* BEGIN Stored records *

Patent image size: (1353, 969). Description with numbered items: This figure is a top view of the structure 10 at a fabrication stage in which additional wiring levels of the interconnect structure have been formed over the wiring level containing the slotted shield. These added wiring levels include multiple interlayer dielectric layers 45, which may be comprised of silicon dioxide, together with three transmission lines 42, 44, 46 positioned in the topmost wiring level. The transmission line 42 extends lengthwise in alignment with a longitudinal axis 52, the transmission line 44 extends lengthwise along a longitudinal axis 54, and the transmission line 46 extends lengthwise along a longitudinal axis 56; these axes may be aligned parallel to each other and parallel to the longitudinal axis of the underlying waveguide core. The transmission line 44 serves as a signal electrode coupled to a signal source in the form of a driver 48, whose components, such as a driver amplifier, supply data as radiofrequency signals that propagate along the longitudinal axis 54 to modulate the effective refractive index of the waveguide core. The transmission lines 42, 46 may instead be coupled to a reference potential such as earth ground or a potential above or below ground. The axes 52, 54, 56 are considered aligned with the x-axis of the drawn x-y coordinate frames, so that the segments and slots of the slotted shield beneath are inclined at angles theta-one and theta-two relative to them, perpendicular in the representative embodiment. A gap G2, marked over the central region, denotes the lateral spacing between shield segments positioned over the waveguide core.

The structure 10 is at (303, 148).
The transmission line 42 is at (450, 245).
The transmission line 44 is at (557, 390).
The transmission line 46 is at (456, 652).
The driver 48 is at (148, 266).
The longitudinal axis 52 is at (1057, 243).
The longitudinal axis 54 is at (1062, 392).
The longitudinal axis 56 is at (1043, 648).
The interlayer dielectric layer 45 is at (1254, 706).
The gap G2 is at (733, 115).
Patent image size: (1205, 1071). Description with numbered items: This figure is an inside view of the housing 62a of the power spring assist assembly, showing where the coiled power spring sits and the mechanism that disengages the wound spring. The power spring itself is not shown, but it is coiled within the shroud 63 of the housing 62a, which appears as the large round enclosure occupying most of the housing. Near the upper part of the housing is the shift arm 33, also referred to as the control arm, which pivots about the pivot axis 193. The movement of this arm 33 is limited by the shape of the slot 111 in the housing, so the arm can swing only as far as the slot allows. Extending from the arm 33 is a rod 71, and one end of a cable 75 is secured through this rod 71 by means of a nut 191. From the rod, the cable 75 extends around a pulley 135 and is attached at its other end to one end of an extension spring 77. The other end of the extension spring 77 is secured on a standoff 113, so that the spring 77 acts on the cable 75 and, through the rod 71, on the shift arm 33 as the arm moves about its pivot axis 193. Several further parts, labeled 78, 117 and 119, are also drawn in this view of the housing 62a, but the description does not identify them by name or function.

* END Stored records *

- Work instructions: Copy the listing word for word from its first line up to and including the line with "The structure 10 is at (303, 148).".

- Answer to this problem:
Patent image size: (1353, 969). Description with numbered items: This figure is a top view of the structure 10 at a fabrication stage in which additional wiring levels of the interconnect structure have been formed over the wiring level containing the slotted shield. These added wiring levels include multiple interlayer dielectric layers 45, which may be comprised of silicon dioxide, together with three transmission lines 42, 44, 46 positioned in the topmost wiring level. The transmission line 42 extends lengthwise in alignment with a longitudinal axis 52, the transmission line 44 extends lengthwise along a longitudinal axis 54, and the transmission line 46 extends lengthwise along a longitudinal axis 56; these axes may be aligned parallel to each other and parallel to the longitudinal axis of the underlying waveguide core. The transmission line 44 serves as a signal electrode coupled to a signal source in the form of a driver 48, whose components, such as a driver amplifier, supply data as radiofrequency signals that propagate along the longitudinal axis 54 to modulate the effective refractive index of the waveguide core. The transmission lines 42, 46 may instead be coupled to a reference potential such as earth ground or a potential above or below ground. The axes 52, 54, 56 are considered aligned with the x-axis of the drawn x-y coordinate frames, so that the segments and slots of the slotted shield beneath are inclined at angles theta-one and theta-two relative to them, perpendicular in the representative embodiment. A gap G2, marked over the central region, denotes the lateral spacing between shield segments positioned over the waveguide core.

The structure 10 is at (303, 148).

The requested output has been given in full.